- **TASK BRIEF**
Omit every picture and return the rest of the data unaltered.

- **PROVIDED MATERIAL**
>> begin

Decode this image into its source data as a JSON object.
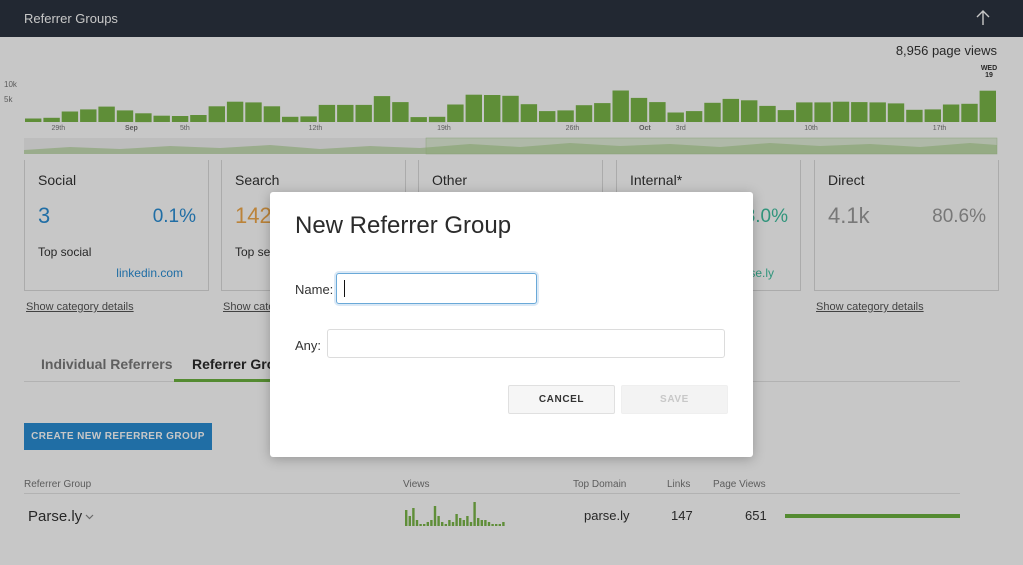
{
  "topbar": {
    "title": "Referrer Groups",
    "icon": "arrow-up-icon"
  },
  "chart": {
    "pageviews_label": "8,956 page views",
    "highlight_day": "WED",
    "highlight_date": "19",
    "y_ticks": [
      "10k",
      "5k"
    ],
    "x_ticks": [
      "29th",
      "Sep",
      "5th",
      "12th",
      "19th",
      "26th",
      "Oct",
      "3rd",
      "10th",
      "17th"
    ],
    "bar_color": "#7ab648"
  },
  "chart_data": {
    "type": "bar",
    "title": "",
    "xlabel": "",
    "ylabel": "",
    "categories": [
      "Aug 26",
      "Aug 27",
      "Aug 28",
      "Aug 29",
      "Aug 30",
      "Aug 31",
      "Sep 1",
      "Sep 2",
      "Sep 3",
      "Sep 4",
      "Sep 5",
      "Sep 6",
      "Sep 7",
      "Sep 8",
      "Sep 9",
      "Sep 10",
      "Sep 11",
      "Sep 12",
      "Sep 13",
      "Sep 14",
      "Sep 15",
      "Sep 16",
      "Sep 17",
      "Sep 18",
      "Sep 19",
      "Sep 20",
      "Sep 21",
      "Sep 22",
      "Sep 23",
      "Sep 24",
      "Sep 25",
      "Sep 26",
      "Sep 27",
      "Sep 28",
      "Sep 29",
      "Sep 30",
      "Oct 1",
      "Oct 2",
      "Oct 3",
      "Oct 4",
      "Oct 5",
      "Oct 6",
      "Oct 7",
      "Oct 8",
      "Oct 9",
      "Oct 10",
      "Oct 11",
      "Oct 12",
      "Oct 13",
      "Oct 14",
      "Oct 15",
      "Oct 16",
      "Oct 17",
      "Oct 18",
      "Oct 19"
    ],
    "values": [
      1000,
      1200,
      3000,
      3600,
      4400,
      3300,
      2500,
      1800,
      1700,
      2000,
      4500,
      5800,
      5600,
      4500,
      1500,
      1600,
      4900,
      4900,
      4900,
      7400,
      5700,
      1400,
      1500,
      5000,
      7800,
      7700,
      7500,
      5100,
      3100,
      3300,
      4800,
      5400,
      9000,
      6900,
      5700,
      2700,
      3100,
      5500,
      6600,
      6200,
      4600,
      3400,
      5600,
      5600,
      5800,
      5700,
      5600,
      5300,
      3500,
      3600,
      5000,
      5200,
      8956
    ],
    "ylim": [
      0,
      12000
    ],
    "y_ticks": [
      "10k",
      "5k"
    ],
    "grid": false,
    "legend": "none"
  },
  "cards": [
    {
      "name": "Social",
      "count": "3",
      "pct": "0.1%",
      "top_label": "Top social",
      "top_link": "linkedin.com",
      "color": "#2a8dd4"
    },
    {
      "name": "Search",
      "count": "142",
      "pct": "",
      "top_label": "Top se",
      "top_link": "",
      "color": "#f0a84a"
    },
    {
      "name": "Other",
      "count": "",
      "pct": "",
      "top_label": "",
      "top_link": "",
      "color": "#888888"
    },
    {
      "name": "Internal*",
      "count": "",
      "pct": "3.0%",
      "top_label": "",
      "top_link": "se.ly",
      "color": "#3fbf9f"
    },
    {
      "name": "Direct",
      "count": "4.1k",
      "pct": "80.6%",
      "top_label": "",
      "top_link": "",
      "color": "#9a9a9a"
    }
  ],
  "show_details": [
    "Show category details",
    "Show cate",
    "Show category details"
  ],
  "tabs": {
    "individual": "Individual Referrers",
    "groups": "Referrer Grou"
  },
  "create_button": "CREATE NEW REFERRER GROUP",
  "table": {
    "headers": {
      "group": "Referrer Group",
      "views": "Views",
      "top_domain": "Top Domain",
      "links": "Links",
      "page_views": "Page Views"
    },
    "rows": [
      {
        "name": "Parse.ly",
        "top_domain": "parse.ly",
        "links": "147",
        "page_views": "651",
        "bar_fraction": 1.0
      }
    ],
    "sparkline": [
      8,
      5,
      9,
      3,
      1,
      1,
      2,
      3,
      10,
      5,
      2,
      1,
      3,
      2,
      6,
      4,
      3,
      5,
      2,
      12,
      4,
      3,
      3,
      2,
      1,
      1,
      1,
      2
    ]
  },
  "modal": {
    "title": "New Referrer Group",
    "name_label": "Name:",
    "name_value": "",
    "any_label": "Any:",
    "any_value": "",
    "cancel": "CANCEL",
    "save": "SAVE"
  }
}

>> end

- **TASK RESPONSE**
Decode this image into its source data as a JSON object.
{
  "topbar": {
    "title": "Referrer Groups",
    "icon": "arrow-up-icon"
  },
  "chart": {
    "pageviews_label": "8,956 page views",
    "highlight_day": "WED",
    "highlight_date": "19",
    "y_ticks": [
      "10k",
      "5k"
    ],
    "x_ticks": [
      "29th",
      "Sep",
      "5th",
      "12th",
      "19th",
      "26th",
      "Oct",
      "3rd",
      "10th",
      "17th"
    ],
    "bar_color": "#7ab648"
  },
  "chart_data": {
    "type": "bar",
    "title": "",
    "xlabel": "",
    "ylabel": "",
    "categories": [
      "Aug 26",
      "Aug 27",
      "Aug 28",
      "Aug 29",
      "Aug 30",
      "Aug 31",
      "Sep 1",
      "Sep 2",
      "Sep 3",
      "Sep 4",
      "Sep 5",
      "Sep 6",
      "Sep 7",
      "Sep 8",
      "Sep 9",
      "Sep 10",
      "Sep 11",
      "Sep 12",
      "Sep 13",
      "Sep 14",
      "Sep 15",
      "Sep 16",
      "Sep 17",
      "Sep 18",
      "Sep 19",
      "Sep 20",
      "Sep 21",
      "Sep 22",
      "Sep 23",
      "Sep 24",
      "Sep 25",
      "Sep 26",
      "Sep 27",
      "Sep 28",
      "Sep 29",
      "Sep 30",
      "Oct 1",
      "Oct 2",
      "Oct 3",
      "Oct 4",
      "Oct 5",
      "Oct 6",
      "Oct 7",
      "Oct 8",
      "Oct 9",
      "Oct 10",
      "Oct 11",
      "Oct 12",
      "Oct 13",
      "Oct 14",
      "Oct 15",
      "Oct 16",
      "Oct 17",
      "Oct 18",
      "Oct 19"
    ],
    "values": [
      1000,
      1200,
      3000,
      3600,
      4400,
      3300,
      2500,
      1800,
      1700,
      2000,
      4500,
      5800,
      5600,
      4500,
      1500,
      1600,
      4900,
      4900,
      4900,
      7400,
      5700,
      1400,
      1500,
      5000,
      7800,
      7700,
      7500,
      5100,
      3100,
      3300,
      4800,
      5400,
      9000,
      6900,
      5700,
      2700,
      3100,
      5500,
      6600,
      6200,
      4600,
      3400,
      5600,
      5600,
      5800,
      5700,
      5600,
      5300,
      3500,
      3600,
      5000,
      5200,
      8956
    ],
    "ylim": [
      0,
      12000
    ],
    "y_ticks": [
      "10k",
      "5k"
    ],
    "grid": false,
    "legend": "none"
  },
  "cards": [
    {
      "name": "Social",
      "count": "3",
      "pct": "0.1%",
      "top_label": "Top social",
      "top_link": "linkedin.com",
      "color": "#2a8dd4"
    },
    {
      "name": "Search",
      "count": "142",
      "pct": "",
      "top_label": "Top se",
      "top_link": "",
      "color": "#f0a84a"
    },
    {
      "name": "Other",
      "count": "",
      "pct": "",
      "top_label": "",
      "top_link": "",
      "color": "#888888"
    },
    {
      "name": "Internal*",
      "count": "",
      "pct": "3.0%",
      "top_label": "",
      "top_link": "se.ly",
      "color": "#3fbf9f"
    },
    {
      "name": "Direct",
      "count": "4.1k",
      "pct": "80.6%",
      "top_label": "",
      "top_link": "",
      "color": "#9a9a9a"
    }
  ],
  "show_details": [
    "Show category details",
    "Show cate",
    "Show category details"
  ],
  "tabs": {
    "individual": "Individual Referrers",
    "groups": "Referrer Grou"
  },
  "create_button": "CREATE NEW REFERRER GROUP",
  "table": {
    "headers": {
      "group": "Referrer Group",
      "views": "Views",
      "top_domain": "Top Domain",
      "links": "Links",
      "page_views": "Page Views"
    },
    "rows": [
      {
        "name": "Parse.ly",
        "top_domain": "parse.ly",
        "links": "147",
        "page_views": "651",
        "bar_fraction": 1.0
      }
    ],
    "sparkline": [
      8,
      5,
      9,
      3,
      1,
      1,
      2,
      3,
      10,
      5,
      2,
      1,
      3,
      2,
      6,
      4,
      3,
      5,
      2,
      12,
      4,
      3,
      3,
      2,
      1,
      1,
      1,
      2
    ]
  },
  "modal": {
    "title": "New Referrer Group",
    "name_label": "Name:",
    "name_value": "",
    "any_label": "Any:",
    "any_value": "",
    "cancel": "CANCEL",
    "save": "SAVE"
  }
}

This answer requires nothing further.